= WHAT THE TASK ASKS =
With the images removed, repeat the data below exactly.

= DATA =
════════════════

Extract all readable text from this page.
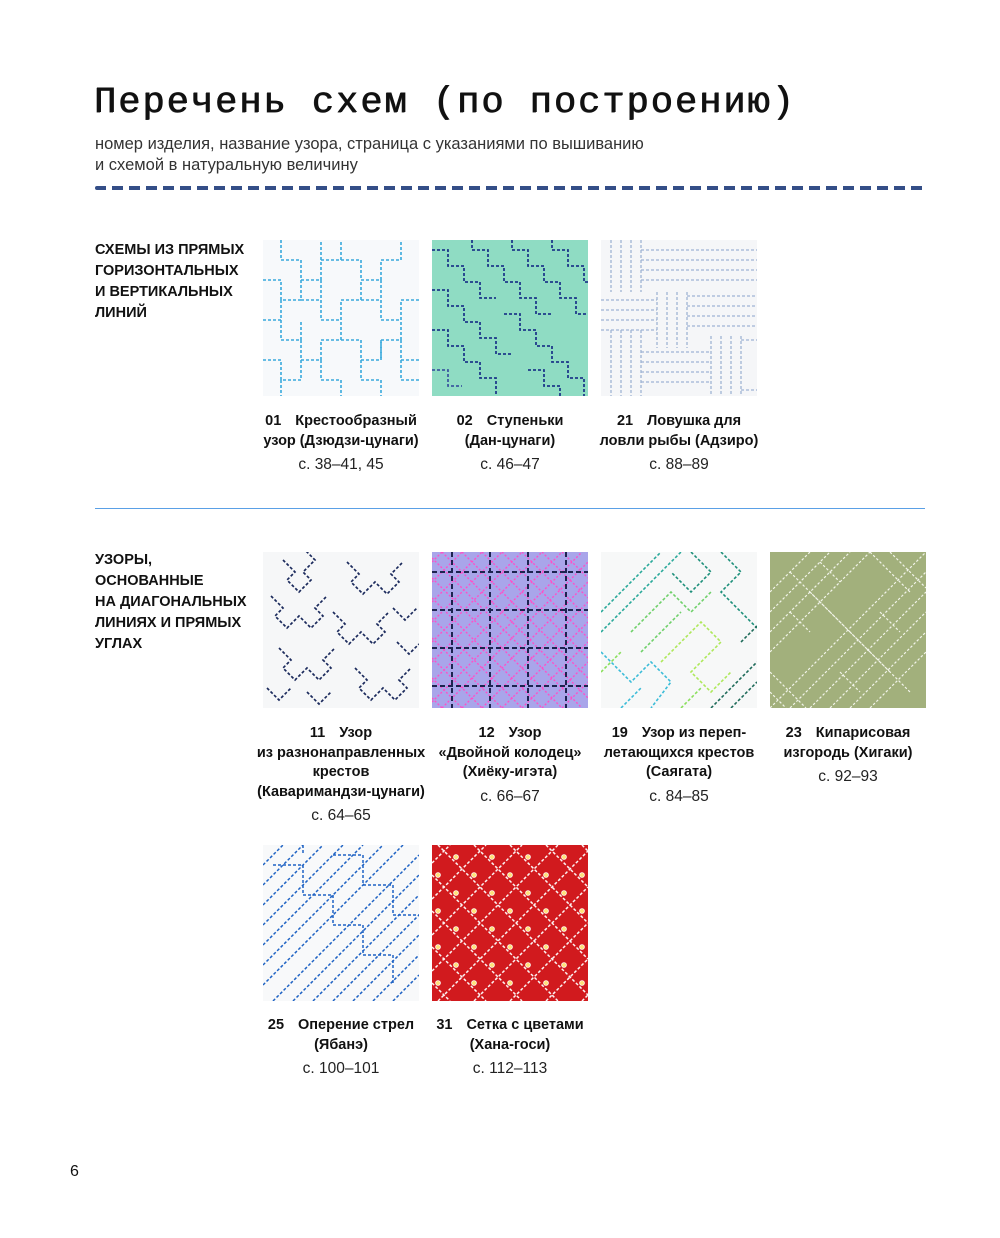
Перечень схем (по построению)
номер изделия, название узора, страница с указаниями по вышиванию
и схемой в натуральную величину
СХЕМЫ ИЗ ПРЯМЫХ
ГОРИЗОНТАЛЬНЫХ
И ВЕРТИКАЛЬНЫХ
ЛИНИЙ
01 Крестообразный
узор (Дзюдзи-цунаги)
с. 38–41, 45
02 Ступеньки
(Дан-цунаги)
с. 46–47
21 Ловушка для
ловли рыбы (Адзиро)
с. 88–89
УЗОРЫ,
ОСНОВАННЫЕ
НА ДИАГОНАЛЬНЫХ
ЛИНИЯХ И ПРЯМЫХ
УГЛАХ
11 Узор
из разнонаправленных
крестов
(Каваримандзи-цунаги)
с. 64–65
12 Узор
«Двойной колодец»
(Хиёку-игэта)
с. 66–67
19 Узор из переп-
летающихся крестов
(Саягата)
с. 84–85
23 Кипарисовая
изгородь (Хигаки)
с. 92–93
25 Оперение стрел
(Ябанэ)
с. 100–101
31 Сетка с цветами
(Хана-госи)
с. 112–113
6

════════════════

= EXERCISE SOLUTION =
Extract all readable text from this page.
Перечень схем (по построению)
номер изделия, название узора, страница с указаниями по вышиванию
и схемой в натуральную величину
СХЕМЫ ИЗ ПРЯМЫХ
ГОРИЗОНТАЛЬНЫХ
И ВЕРТИКАЛЬНЫХ
ЛИНИЙ
01 Крестообразный
узор (Дзюдзи-цунаги)
с. 38–41, 45
02 Ступеньки
(Дан-цунаги)
с. 46–47
21 Ловушка для
ловли рыбы (Адзиро)
с. 88–89
УЗОРЫ,
ОСНОВАННЫЕ
НА ДИАГОНАЛЬНЫХ
ЛИНИЯХ И ПРЯМЫХ
УГЛАХ
11 Узор
из разнонаправленных
крестов
(Каваримандзи-цунаги)
с. 64–65
12 Узор
«Двойной колодец»
(Хиёку-игэта)
с. 66–67
19 Узор из переп-
летающихся крестов
(Саягата)
с. 84–85
23 Кипарисовая
изгородь (Хигаки)
с. 92–93
25 Оперение стрел
(Ябанэ)
с. 100–101
31 Сетка с цветами
(Хана-госи)
с. 112–113
6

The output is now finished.